Make an exact copy of the data below, leaving out every picture.

*** Provided entries

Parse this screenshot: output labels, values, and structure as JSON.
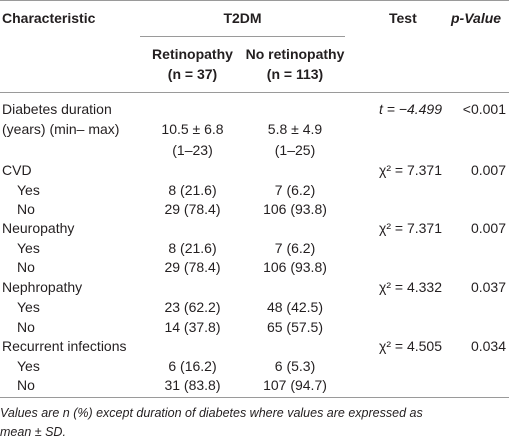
{
  "header": {
    "characteristic": "Characteristic",
    "group": "T2DM",
    "test": "Test",
    "pvalue": "p-Value",
    "col1_name": "Retinopathy",
    "col1_n": "(n = 37)",
    "col2_name": "No retinopathy",
    "col2_n": "(n = 113)"
  },
  "rows": {
    "duration": {
      "label1": "Diabetes duration",
      "label2": "(years) (min– max)",
      "ret": "10.5 ± 6.8",
      "ret_range": "(1–23)",
      "noret": "5.8 ± 4.9",
      "noret_range": "(1–25)",
      "test": "t = −4.499",
      "p": "<0.001"
    },
    "cvd": {
      "label": "CVD",
      "test": "χ² = 7.371",
      "p": "0.007",
      "yes": {
        "label": "Yes",
        "ret": "8 (21.6)",
        "noret": "7 (6.2)"
      },
      "no": {
        "label": "No",
        "ret": "29 (78.4)",
        "noret": "106 (93.8)"
      }
    },
    "neuro": {
      "label": "Neuropathy",
      "test": "χ² = 7.371",
      "p": "0.007",
      "yes": {
        "label": "Yes",
        "ret": "8 (21.6)",
        "noret": "7 (6.2)"
      },
      "no": {
        "label": "No",
        "ret": "29 (78.4)",
        "noret": "106 (93.8)"
      }
    },
    "nephro": {
      "label": "Nephropathy",
      "test": "χ² = 4.332",
      "p": "0.037",
      "yes": {
        "label": "Yes",
        "ret": "23 (62.2)",
        "noret": "48 (42.5)"
      },
      "no": {
        "label": "No",
        "ret": "14 (37.8)",
        "noret": "65 (57.5)"
      }
    },
    "infect": {
      "label": "Recurrent infections",
      "test": "χ² = 4.505",
      "p": "0.034",
      "yes": {
        "label": "Yes",
        "ret": "6 (16.2)",
        "noret": "6 (5.3)"
      },
      "no": {
        "label": "No",
        "ret": "31 (83.8)",
        "noret": "107 (94.7)"
      }
    }
  },
  "footnote": {
    "line1": "Values are n (%) except duration of diabetes where values are expressed as",
    "line2": "mean ± SD."
  }
}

******

Reply
Parse this screenshot: output labels, values, and structure as JSON.
{
  "header": {
    "characteristic": "Characteristic",
    "group": "T2DM",
    "test": "Test",
    "pvalue": "p-Value",
    "col1_name": "Retinopathy",
    "col1_n": "(n = 37)",
    "col2_name": "No retinopathy",
    "col2_n": "(n = 113)"
  },
  "rows": {
    "duration": {
      "label1": "Diabetes duration",
      "label2": "(years) (min– max)",
      "ret": "10.5 ± 6.8",
      "ret_range": "(1–23)",
      "noret": "5.8 ± 4.9",
      "noret_range": "(1–25)",
      "test": "t = −4.499",
      "p": "<0.001"
    },
    "cvd": {
      "label": "CVD",
      "test": "χ² = 7.371",
      "p": "0.007",
      "yes": {
        "label": "Yes",
        "ret": "8 (21.6)",
        "noret": "7 (6.2)"
      },
      "no": {
        "label": "No",
        "ret": "29 (78.4)",
        "noret": "106 (93.8)"
      }
    },
    "neuro": {
      "label": "Neuropathy",
      "test": "χ² = 7.371",
      "p": "0.007",
      "yes": {
        "label": "Yes",
        "ret": "8 (21.6)",
        "noret": "7 (6.2)"
      },
      "no": {
        "label": "No",
        "ret": "29 (78.4)",
        "noret": "106 (93.8)"
      }
    },
    "nephro": {
      "label": "Nephropathy",
      "test": "χ² = 4.332",
      "p": "0.037",
      "yes": {
        "label": "Yes",
        "ret": "23 (62.2)",
        "noret": "48 (42.5)"
      },
      "no": {
        "label": "No",
        "ret": "14 (37.8)",
        "noret": "65 (57.5)"
      }
    },
    "infect": {
      "label": "Recurrent infections",
      "test": "χ² = 4.505",
      "p": "0.034",
      "yes": {
        "label": "Yes",
        "ret": "6 (16.2)",
        "noret": "6 (5.3)"
      },
      "no": {
        "label": "No",
        "ret": "31 (83.8)",
        "noret": "107 (94.7)"
      }
    }
  },
  "footnote": {
    "line1": "Values are n (%) except duration of diabetes where values are expressed as",
    "line2": "mean ± SD."
  }
}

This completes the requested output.